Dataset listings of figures
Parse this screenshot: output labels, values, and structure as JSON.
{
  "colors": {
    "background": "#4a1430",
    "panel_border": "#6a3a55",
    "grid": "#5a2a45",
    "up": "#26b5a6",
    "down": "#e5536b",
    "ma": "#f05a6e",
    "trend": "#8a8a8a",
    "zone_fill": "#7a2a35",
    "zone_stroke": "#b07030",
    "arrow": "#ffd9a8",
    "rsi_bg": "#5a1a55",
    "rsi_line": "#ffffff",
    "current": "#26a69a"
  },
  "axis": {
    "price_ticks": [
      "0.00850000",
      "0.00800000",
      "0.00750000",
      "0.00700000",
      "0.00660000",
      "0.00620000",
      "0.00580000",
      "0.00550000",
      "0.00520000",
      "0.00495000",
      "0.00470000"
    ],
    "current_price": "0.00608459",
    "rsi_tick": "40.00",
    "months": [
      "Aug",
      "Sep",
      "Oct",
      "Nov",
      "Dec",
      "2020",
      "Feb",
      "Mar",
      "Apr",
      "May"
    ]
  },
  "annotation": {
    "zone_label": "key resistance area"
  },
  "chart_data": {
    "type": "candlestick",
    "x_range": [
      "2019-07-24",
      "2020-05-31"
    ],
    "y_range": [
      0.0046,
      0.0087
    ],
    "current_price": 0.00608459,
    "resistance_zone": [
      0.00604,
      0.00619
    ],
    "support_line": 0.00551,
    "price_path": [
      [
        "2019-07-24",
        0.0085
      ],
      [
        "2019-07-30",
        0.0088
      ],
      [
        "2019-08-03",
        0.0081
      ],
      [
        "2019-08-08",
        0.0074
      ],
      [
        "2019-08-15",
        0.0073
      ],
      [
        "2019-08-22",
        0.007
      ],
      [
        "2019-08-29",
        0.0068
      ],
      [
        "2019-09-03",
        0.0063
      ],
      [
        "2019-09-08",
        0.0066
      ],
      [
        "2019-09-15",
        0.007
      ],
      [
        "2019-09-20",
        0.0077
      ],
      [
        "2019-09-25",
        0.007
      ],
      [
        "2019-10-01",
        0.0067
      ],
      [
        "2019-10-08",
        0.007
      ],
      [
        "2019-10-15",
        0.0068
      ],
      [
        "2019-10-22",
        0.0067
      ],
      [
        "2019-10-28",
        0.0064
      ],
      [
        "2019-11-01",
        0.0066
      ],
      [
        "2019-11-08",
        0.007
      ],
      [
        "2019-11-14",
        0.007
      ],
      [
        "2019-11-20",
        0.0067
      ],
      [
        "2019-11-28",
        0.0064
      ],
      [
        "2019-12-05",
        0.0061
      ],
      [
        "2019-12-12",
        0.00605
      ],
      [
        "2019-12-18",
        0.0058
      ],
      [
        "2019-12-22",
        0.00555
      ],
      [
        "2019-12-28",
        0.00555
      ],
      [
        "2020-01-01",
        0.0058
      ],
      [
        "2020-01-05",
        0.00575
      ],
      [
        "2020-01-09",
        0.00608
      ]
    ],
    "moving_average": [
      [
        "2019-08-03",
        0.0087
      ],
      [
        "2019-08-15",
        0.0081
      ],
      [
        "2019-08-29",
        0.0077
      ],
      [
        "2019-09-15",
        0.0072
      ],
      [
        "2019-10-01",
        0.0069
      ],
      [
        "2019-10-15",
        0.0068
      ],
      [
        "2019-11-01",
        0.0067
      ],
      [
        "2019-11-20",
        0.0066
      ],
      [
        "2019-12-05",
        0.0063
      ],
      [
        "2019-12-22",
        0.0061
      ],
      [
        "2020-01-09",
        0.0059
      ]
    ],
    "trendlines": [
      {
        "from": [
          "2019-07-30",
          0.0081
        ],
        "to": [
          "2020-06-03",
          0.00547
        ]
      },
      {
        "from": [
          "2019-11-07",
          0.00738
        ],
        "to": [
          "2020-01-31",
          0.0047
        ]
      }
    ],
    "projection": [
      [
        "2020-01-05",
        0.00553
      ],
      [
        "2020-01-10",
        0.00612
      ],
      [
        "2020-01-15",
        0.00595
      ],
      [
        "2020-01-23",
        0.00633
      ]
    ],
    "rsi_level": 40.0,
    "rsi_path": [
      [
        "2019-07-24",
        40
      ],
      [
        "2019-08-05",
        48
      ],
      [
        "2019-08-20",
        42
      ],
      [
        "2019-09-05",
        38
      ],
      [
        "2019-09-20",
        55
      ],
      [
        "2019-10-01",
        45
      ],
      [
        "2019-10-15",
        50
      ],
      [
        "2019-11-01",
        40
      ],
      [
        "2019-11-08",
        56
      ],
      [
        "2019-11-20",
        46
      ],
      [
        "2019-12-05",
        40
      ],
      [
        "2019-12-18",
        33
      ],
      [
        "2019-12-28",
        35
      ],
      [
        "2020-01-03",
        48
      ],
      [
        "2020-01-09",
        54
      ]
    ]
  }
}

◆ Exercise brief: Give the entries again in full, exactly as they are written.

◆ Problem solution:
Parse this screenshot: output labels, values, and structure as JSON.
{
  "colors": {
    "background": "#4a1430",
    "panel_border": "#6a3a55",
    "grid": "#5a2a45",
    "up": "#26b5a6",
    "down": "#e5536b",
    "ma": "#f05a6e",
    "trend": "#8a8a8a",
    "zone_fill": "#7a2a35",
    "zone_stroke": "#b07030",
    "arrow": "#ffd9a8",
    "rsi_bg": "#5a1a55",
    "rsi_line": "#ffffff",
    "current": "#26a69a"
  },
  "axis": {
    "price_ticks": [
      "0.00850000",
      "0.00800000",
      "0.00750000",
      "0.00700000",
      "0.00660000",
      "0.00620000",
      "0.00580000",
      "0.00550000",
      "0.00520000",
      "0.00495000",
      "0.00470000"
    ],
    "current_price": "0.00608459",
    "rsi_tick": "40.00",
    "months": [
      "Aug",
      "Sep",
      "Oct",
      "Nov",
      "Dec",
      "2020",
      "Feb",
      "Mar",
      "Apr",
      "May"
    ]
  },
  "annotation": {
    "zone_label": "key resistance area"
  },
  "chart_data": {
    "type": "candlestick",
    "x_range": [
      "2019-07-24",
      "2020-05-31"
    ],
    "y_range": [
      0.0046,
      0.0087
    ],
    "current_price": 0.00608459,
    "resistance_zone": [
      0.00604,
      0.00619
    ],
    "support_line": 0.00551,
    "price_path": [
      [
        "2019-07-24",
        0.0085
      ],
      [
        "2019-07-30",
        0.0088
      ],
      [
        "2019-08-03",
        0.0081
      ],
      [
        "2019-08-08",
        0.0074
      ],
      [
        "2019-08-15",
        0.0073
      ],
      [
        "2019-08-22",
        0.007
      ],
      [
        "2019-08-29",
        0.0068
      ],
      [
        "2019-09-03",
        0.0063
      ],
      [
        "2019-09-08",
        0.0066
      ],
      [
        "2019-09-15",
        0.007
      ],
      [
        "2019-09-20",
        0.0077
      ],
      [
        "2019-09-25",
        0.007
      ],
      [
        "2019-10-01",
        0.0067
      ],
      [
        "2019-10-08",
        0.007
      ],
      [
        "2019-10-15",
        0.0068
      ],
      [
        "2019-10-22",
        0.0067
      ],
      [
        "2019-10-28",
        0.0064
      ],
      [
        "2019-11-01",
        0.0066
      ],
      [
        "2019-11-08",
        0.007
      ],
      [
        "2019-11-14",
        0.007
      ],
      [
        "2019-11-20",
        0.0067
      ],
      [
        "2019-11-28",
        0.0064
      ],
      [
        "2019-12-05",
        0.0061
      ],
      [
        "2019-12-12",
        0.00605
      ],
      [
        "2019-12-18",
        0.0058
      ],
      [
        "2019-12-22",
        0.00555
      ],
      [
        "2019-12-28",
        0.00555
      ],
      [
        "2020-01-01",
        0.0058
      ],
      [
        "2020-01-05",
        0.00575
      ],
      [
        "2020-01-09",
        0.00608
      ]
    ],
    "moving_average": [
      [
        "2019-08-03",
        0.0087
      ],
      [
        "2019-08-15",
        0.0081
      ],
      [
        "2019-08-29",
        0.0077
      ],
      [
        "2019-09-15",
        0.0072
      ],
      [
        "2019-10-01",
        0.0069
      ],
      [
        "2019-10-15",
        0.0068
      ],
      [
        "2019-11-01",
        0.0067
      ],
      [
        "2019-11-20",
        0.0066
      ],
      [
        "2019-12-05",
        0.0063
      ],
      [
        "2019-12-22",
        0.0061
      ],
      [
        "2020-01-09",
        0.0059
      ]
    ],
    "trendlines": [
      {
        "from": [
          "2019-07-30",
          0.0081
        ],
        "to": [
          "2020-06-03",
          0.00547
        ]
      },
      {
        "from": [
          "2019-11-07",
          0.00738
        ],
        "to": [
          "2020-01-31",
          0.0047
        ]
      }
    ],
    "projection": [
      [
        "2020-01-05",
        0.00553
      ],
      [
        "2020-01-10",
        0.00612
      ],
      [
        "2020-01-15",
        0.00595
      ],
      [
        "2020-01-23",
        0.00633
      ]
    ],
    "rsi_level": 40.0,
    "rsi_path": [
      [
        "2019-07-24",
        40
      ],
      [
        "2019-08-05",
        48
      ],
      [
        "2019-08-20",
        42
      ],
      [
        "2019-09-05",
        38
      ],
      [
        "2019-09-20",
        55
      ],
      [
        "2019-10-01",
        45
      ],
      [
        "2019-10-15",
        50
      ],
      [
        "2019-11-01",
        40
      ],
      [
        "2019-11-08",
        56
      ],
      [
        "2019-11-20",
        46
      ],
      [
        "2019-12-05",
        40
      ],
      [
        "2019-12-18",
        33
      ],
      [
        "2019-12-28",
        35
      ],
      [
        "2020-01-03",
        48
      ],
      [
        "2020-01-09",
        54
      ]
    ]
  }
}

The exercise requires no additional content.